- [Exercise materials]:
☆ ☆ ☆ ☆

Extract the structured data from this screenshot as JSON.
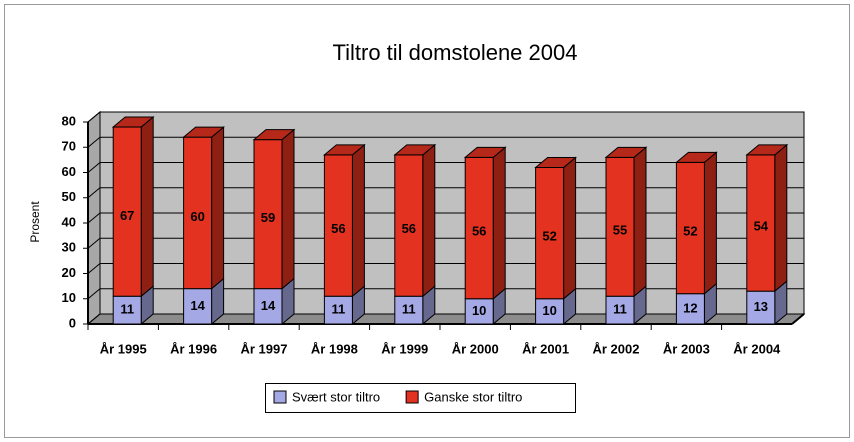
{
  "chart_data": {
    "type": "bar",
    "stacked": true,
    "three_d": true,
    "title": "Tiltro til domstolene 2004",
    "y_label": "Prosent",
    "categories": [
      "År 1995",
      "År 1996",
      "År 1997",
      "År 1998",
      "År 1999",
      "År 2000",
      "År 2001",
      "År 2002",
      "År 2003",
      "År 2004"
    ],
    "series": [
      {
        "name": "Svært stor tiltro",
        "color": "#a4a8e4",
        "values": [
          11,
          14,
          14,
          11,
          11,
          10,
          10,
          11,
          12,
          13
        ]
      },
      {
        "name": "Ganske stor tiltro",
        "color": "#e3321f",
        "values": [
          67,
          60,
          59,
          56,
          56,
          56,
          52,
          55,
          52,
          54
        ]
      }
    ],
    "ylim": [
      0,
      80
    ],
    "yticks": [
      0,
      10,
      20,
      30,
      40,
      50,
      60,
      70,
      80
    ],
    "grid": true,
    "legend": "bottom"
  }
}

☆ ☆ ☆ ☆

- [Written problem]: Go through the listing above and quote it exactly, apart from its images.

- [Solution to this exercise]:
Extract the structured data from this screenshot as JSON.
{
  "chart_data": {
    "type": "bar",
    "stacked": true,
    "three_d": true,
    "title": "Tiltro til domstolene 2004",
    "y_label": "Prosent",
    "categories": [
      "År 1995",
      "År 1996",
      "År 1997",
      "År 1998",
      "År 1999",
      "År 2000",
      "År 2001",
      "År 2002",
      "År 2003",
      "År 2004"
    ],
    "series": [
      {
        "name": "Svært stor tiltro",
        "color": "#a4a8e4",
        "values": [
          11,
          14,
          14,
          11,
          11,
          10,
          10,
          11,
          12,
          13
        ]
      },
      {
        "name": "Ganske stor tiltro",
        "color": "#e3321f",
        "values": [
          67,
          60,
          59,
          56,
          56,
          56,
          52,
          55,
          52,
          54
        ]
      }
    ],
    "ylim": [
      0,
      80
    ],
    "yticks": [
      0,
      10,
      20,
      30,
      40,
      50,
      60,
      70,
      80
    ],
    "grid": true,
    "legend": "bottom"
  }
}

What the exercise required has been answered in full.